* _GIVEN INSTRUCTION_
Write out every line of the material as it stands, apart from the pictures.

====== RECORDS ======

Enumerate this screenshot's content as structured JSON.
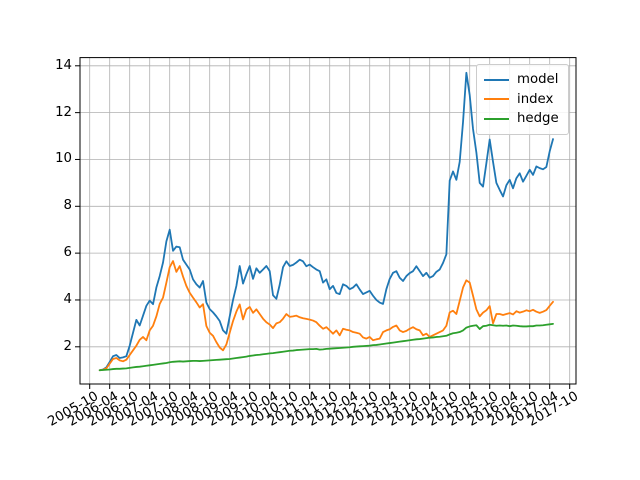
{
  "figure": {
    "background": "#ffffff"
  },
  "chart_data": {
    "type": "line",
    "title": "",
    "xlabel": "",
    "ylabel": "",
    "grid": true,
    "grid_color": "#b0b0b0",
    "spine_color": "#000000",
    "legend": {
      "position": "upper right",
      "border_color": "#cccccc"
    },
    "x_start_month": "2006-01",
    "x_interval": "monthly",
    "x_tick_labels": [
      "2005-10",
      "2006-04",
      "2006-10",
      "2007-04",
      "2007-10",
      "2008-04",
      "2008-10",
      "2009-04",
      "2009-10",
      "2010-04",
      "2010-10",
      "2011-04",
      "2011-10",
      "2012-04",
      "2012-10",
      "2013-04",
      "2013-10",
      "2014-04",
      "2014-10",
      "2015-04",
      "2015-10",
      "2016-04",
      "2016-10",
      "2017-04",
      "2017-10"
    ],
    "y_ticks": [
      2,
      4,
      6,
      8,
      10,
      12,
      14
    ],
    "ylim": [
      0.41,
      14.35
    ],
    "series": [
      {
        "name": "model",
        "color": "#1f77b4",
        "values": [
          1.0,
          1.03,
          1.12,
          1.35,
          1.6,
          1.65,
          1.52,
          1.55,
          1.6,
          2.05,
          2.6,
          3.15,
          2.91,
          3.33,
          3.75,
          3.97,
          3.82,
          4.53,
          5.02,
          5.6,
          6.5,
          7.0,
          6.1,
          6.28,
          6.25,
          5.72,
          5.51,
          5.3,
          4.88,
          4.67,
          4.53,
          4.81,
          3.89,
          3.61,
          3.47,
          3.3,
          3.1,
          2.7,
          2.56,
          3.3,
          4.0,
          4.6,
          5.45,
          4.7,
          5.1,
          5.45,
          4.9,
          5.35,
          5.16,
          5.3,
          5.45,
          5.23,
          4.2,
          4.05,
          4.65,
          5.4,
          5.65,
          5.45,
          5.5,
          5.6,
          5.72,
          5.65,
          5.44,
          5.51,
          5.4,
          5.3,
          5.23,
          4.74,
          4.88,
          4.46,
          4.6,
          4.3,
          4.25,
          4.67,
          4.6,
          4.46,
          4.53,
          4.67,
          4.45,
          4.25,
          4.32,
          4.39,
          4.18,
          4.0,
          3.89,
          3.83,
          4.46,
          4.9,
          5.16,
          5.23,
          4.95,
          4.81,
          5.02,
          5.15,
          5.23,
          5.44,
          5.23,
          5.02,
          5.16,
          4.95,
          5.02,
          5.2,
          5.3,
          5.58,
          5.95,
          9.1,
          9.49,
          9.13,
          9.9,
          11.6,
          13.7,
          12.75,
          11.3,
          10.3,
          9.0,
          8.84,
          9.84,
          10.85,
          9.9,
          9.0,
          8.7,
          8.42,
          8.9,
          9.13,
          8.77,
          9.2,
          9.41,
          9.05,
          9.3,
          9.56,
          9.34,
          9.7,
          9.63,
          9.58,
          9.68,
          10.35,
          10.87
        ]
      },
      {
        "name": "index",
        "color": "#ff7f0e",
        "values": [
          1.0,
          1.02,
          1.08,
          1.28,
          1.48,
          1.52,
          1.42,
          1.38,
          1.45,
          1.65,
          1.85,
          2.05,
          2.3,
          2.42,
          2.28,
          2.7,
          2.9,
          3.3,
          3.83,
          4.1,
          4.74,
          5.4,
          5.66,
          5.2,
          5.45,
          5.0,
          4.6,
          4.31,
          4.1,
          3.9,
          3.68,
          3.82,
          2.89,
          2.6,
          2.47,
          2.2,
          1.97,
          1.85,
          2.1,
          2.6,
          3.1,
          3.5,
          3.81,
          3.17,
          3.6,
          3.7,
          3.45,
          3.6,
          3.4,
          3.2,
          3.05,
          2.95,
          2.8,
          3.0,
          3.05,
          3.2,
          3.4,
          3.28,
          3.3,
          3.33,
          3.26,
          3.22,
          3.19,
          3.16,
          3.12,
          3.05,
          2.9,
          2.77,
          2.84,
          2.7,
          2.56,
          2.7,
          2.49,
          2.77,
          2.73,
          2.7,
          2.63,
          2.6,
          2.56,
          2.4,
          2.35,
          2.42,
          2.28,
          2.32,
          2.35,
          2.63,
          2.7,
          2.75,
          2.85,
          2.91,
          2.7,
          2.63,
          2.68,
          2.77,
          2.84,
          2.75,
          2.7,
          2.49,
          2.56,
          2.42,
          2.49,
          2.56,
          2.63,
          2.7,
          2.9,
          3.47,
          3.54,
          3.4,
          3.96,
          4.53,
          4.84,
          4.74,
          4.18,
          3.6,
          3.3,
          3.46,
          3.56,
          3.74,
          3.0,
          3.4,
          3.4,
          3.36,
          3.4,
          3.44,
          3.38,
          3.52,
          3.46,
          3.5,
          3.56,
          3.52,
          3.58,
          3.5,
          3.45,
          3.5,
          3.57,
          3.75,
          3.92
        ]
      },
      {
        "name": "hedge",
        "color": "#2ca02c",
        "values": [
          1.0,
          1.01,
          1.02,
          1.03,
          1.05,
          1.06,
          1.06,
          1.07,
          1.08,
          1.1,
          1.12,
          1.14,
          1.15,
          1.17,
          1.19,
          1.21,
          1.23,
          1.25,
          1.27,
          1.29,
          1.31,
          1.34,
          1.36,
          1.37,
          1.38,
          1.37,
          1.38,
          1.39,
          1.4,
          1.4,
          1.39,
          1.4,
          1.41,
          1.42,
          1.43,
          1.44,
          1.45,
          1.46,
          1.47,
          1.48,
          1.5,
          1.52,
          1.54,
          1.56,
          1.58,
          1.61,
          1.63,
          1.65,
          1.66,
          1.68,
          1.7,
          1.72,
          1.73,
          1.75,
          1.77,
          1.79,
          1.81,
          1.83,
          1.84,
          1.86,
          1.87,
          1.88,
          1.89,
          1.9,
          1.9,
          1.91,
          1.88,
          1.89,
          1.91,
          1.92,
          1.93,
          1.94,
          1.95,
          1.96,
          1.97,
          1.98,
          2.0,
          2.01,
          2.02,
          2.03,
          2.04,
          2.05,
          2.07,
          2.08,
          2.1,
          2.12,
          2.14,
          2.16,
          2.18,
          2.2,
          2.22,
          2.24,
          2.26,
          2.28,
          2.3,
          2.32,
          2.33,
          2.35,
          2.37,
          2.39,
          2.4,
          2.42,
          2.43,
          2.45,
          2.47,
          2.53,
          2.58,
          2.6,
          2.63,
          2.7,
          2.82,
          2.87,
          2.9,
          2.92,
          2.76,
          2.88,
          2.9,
          2.94,
          2.92,
          2.9,
          2.91,
          2.9,
          2.91,
          2.88,
          2.91,
          2.9,
          2.88,
          2.87,
          2.87,
          2.88,
          2.88,
          2.91,
          2.91,
          2.92,
          2.94,
          2.96,
          2.98
        ]
      }
    ]
  }
}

======

* _OUTPUT OF THE TASK_
Enumerate this screenshot's content as structured JSON.
{
  "figure": {
    "background": "#ffffff"
  },
  "chart_data": {
    "type": "line",
    "title": "",
    "xlabel": "",
    "ylabel": "",
    "grid": true,
    "grid_color": "#b0b0b0",
    "spine_color": "#000000",
    "legend": {
      "position": "upper right",
      "border_color": "#cccccc"
    },
    "x_start_month": "2006-01",
    "x_interval": "monthly",
    "x_tick_labels": [
      "2005-10",
      "2006-04",
      "2006-10",
      "2007-04",
      "2007-10",
      "2008-04",
      "2008-10",
      "2009-04",
      "2009-10",
      "2010-04",
      "2010-10",
      "2011-04",
      "2011-10",
      "2012-04",
      "2012-10",
      "2013-04",
      "2013-10",
      "2014-04",
      "2014-10",
      "2015-04",
      "2015-10",
      "2016-04",
      "2016-10",
      "2017-04",
      "2017-10"
    ],
    "y_ticks": [
      2,
      4,
      6,
      8,
      10,
      12,
      14
    ],
    "ylim": [
      0.41,
      14.35
    ],
    "series": [
      {
        "name": "model",
        "color": "#1f77b4",
        "values": [
          1.0,
          1.03,
          1.12,
          1.35,
          1.6,
          1.65,
          1.52,
          1.55,
          1.6,
          2.05,
          2.6,
          3.15,
          2.91,
          3.33,
          3.75,
          3.97,
          3.82,
          4.53,
          5.02,
          5.6,
          6.5,
          7.0,
          6.1,
          6.28,
          6.25,
          5.72,
          5.51,
          5.3,
          4.88,
          4.67,
          4.53,
          4.81,
          3.89,
          3.61,
          3.47,
          3.3,
          3.1,
          2.7,
          2.56,
          3.3,
          4.0,
          4.6,
          5.45,
          4.7,
          5.1,
          5.45,
          4.9,
          5.35,
          5.16,
          5.3,
          5.45,
          5.23,
          4.2,
          4.05,
          4.65,
          5.4,
          5.65,
          5.45,
          5.5,
          5.6,
          5.72,
          5.65,
          5.44,
          5.51,
          5.4,
          5.3,
          5.23,
          4.74,
          4.88,
          4.46,
          4.6,
          4.3,
          4.25,
          4.67,
          4.6,
          4.46,
          4.53,
          4.67,
          4.45,
          4.25,
          4.32,
          4.39,
          4.18,
          4.0,
          3.89,
          3.83,
          4.46,
          4.9,
          5.16,
          5.23,
          4.95,
          4.81,
          5.02,
          5.15,
          5.23,
          5.44,
          5.23,
          5.02,
          5.16,
          4.95,
          5.02,
          5.2,
          5.3,
          5.58,
          5.95,
          9.1,
          9.49,
          9.13,
          9.9,
          11.6,
          13.7,
          12.75,
          11.3,
          10.3,
          9.0,
          8.84,
          9.84,
          10.85,
          9.9,
          9.0,
          8.7,
          8.42,
          8.9,
          9.13,
          8.77,
          9.2,
          9.41,
          9.05,
          9.3,
          9.56,
          9.34,
          9.7,
          9.63,
          9.58,
          9.68,
          10.35,
          10.87
        ]
      },
      {
        "name": "index",
        "color": "#ff7f0e",
        "values": [
          1.0,
          1.02,
          1.08,
          1.28,
          1.48,
          1.52,
          1.42,
          1.38,
          1.45,
          1.65,
          1.85,
          2.05,
          2.3,
          2.42,
          2.28,
          2.7,
          2.9,
          3.3,
          3.83,
          4.1,
          4.74,
          5.4,
          5.66,
          5.2,
          5.45,
          5.0,
          4.6,
          4.31,
          4.1,
          3.9,
          3.68,
          3.82,
          2.89,
          2.6,
          2.47,
          2.2,
          1.97,
          1.85,
          2.1,
          2.6,
          3.1,
          3.5,
          3.81,
          3.17,
          3.6,
          3.7,
          3.45,
          3.6,
          3.4,
          3.2,
          3.05,
          2.95,
          2.8,
          3.0,
          3.05,
          3.2,
          3.4,
          3.28,
          3.3,
          3.33,
          3.26,
          3.22,
          3.19,
          3.16,
          3.12,
          3.05,
          2.9,
          2.77,
          2.84,
          2.7,
          2.56,
          2.7,
          2.49,
          2.77,
          2.73,
          2.7,
          2.63,
          2.6,
          2.56,
          2.4,
          2.35,
          2.42,
          2.28,
          2.32,
          2.35,
          2.63,
          2.7,
          2.75,
          2.85,
          2.91,
          2.7,
          2.63,
          2.68,
          2.77,
          2.84,
          2.75,
          2.7,
          2.49,
          2.56,
          2.42,
          2.49,
          2.56,
          2.63,
          2.7,
          2.9,
          3.47,
          3.54,
          3.4,
          3.96,
          4.53,
          4.84,
          4.74,
          4.18,
          3.6,
          3.3,
          3.46,
          3.56,
          3.74,
          3.0,
          3.4,
          3.4,
          3.36,
          3.4,
          3.44,
          3.38,
          3.52,
          3.46,
          3.5,
          3.56,
          3.52,
          3.58,
          3.5,
          3.45,
          3.5,
          3.57,
          3.75,
          3.92
        ]
      },
      {
        "name": "hedge",
        "color": "#2ca02c",
        "values": [
          1.0,
          1.01,
          1.02,
          1.03,
          1.05,
          1.06,
          1.06,
          1.07,
          1.08,
          1.1,
          1.12,
          1.14,
          1.15,
          1.17,
          1.19,
          1.21,
          1.23,
          1.25,
          1.27,
          1.29,
          1.31,
          1.34,
          1.36,
          1.37,
          1.38,
          1.37,
          1.38,
          1.39,
          1.4,
          1.4,
          1.39,
          1.4,
          1.41,
          1.42,
          1.43,
          1.44,
          1.45,
          1.46,
          1.47,
          1.48,
          1.5,
          1.52,
          1.54,
          1.56,
          1.58,
          1.61,
          1.63,
          1.65,
          1.66,
          1.68,
          1.7,
          1.72,
          1.73,
          1.75,
          1.77,
          1.79,
          1.81,
          1.83,
          1.84,
          1.86,
          1.87,
          1.88,
          1.89,
          1.9,
          1.9,
          1.91,
          1.88,
          1.89,
          1.91,
          1.92,
          1.93,
          1.94,
          1.95,
          1.96,
          1.97,
          1.98,
          2.0,
          2.01,
          2.02,
          2.03,
          2.04,
          2.05,
          2.07,
          2.08,
          2.1,
          2.12,
          2.14,
          2.16,
          2.18,
          2.2,
          2.22,
          2.24,
          2.26,
          2.28,
          2.3,
          2.32,
          2.33,
          2.35,
          2.37,
          2.39,
          2.4,
          2.42,
          2.43,
          2.45,
          2.47,
          2.53,
          2.58,
          2.6,
          2.63,
          2.7,
          2.82,
          2.87,
          2.9,
          2.92,
          2.76,
          2.88,
          2.9,
          2.94,
          2.92,
          2.9,
          2.91,
          2.9,
          2.91,
          2.88,
          2.91,
          2.9,
          2.88,
          2.87,
          2.87,
          2.88,
          2.88,
          2.91,
          2.91,
          2.92,
          2.94,
          2.96,
          2.98
        ]
      }
    ]
  }
}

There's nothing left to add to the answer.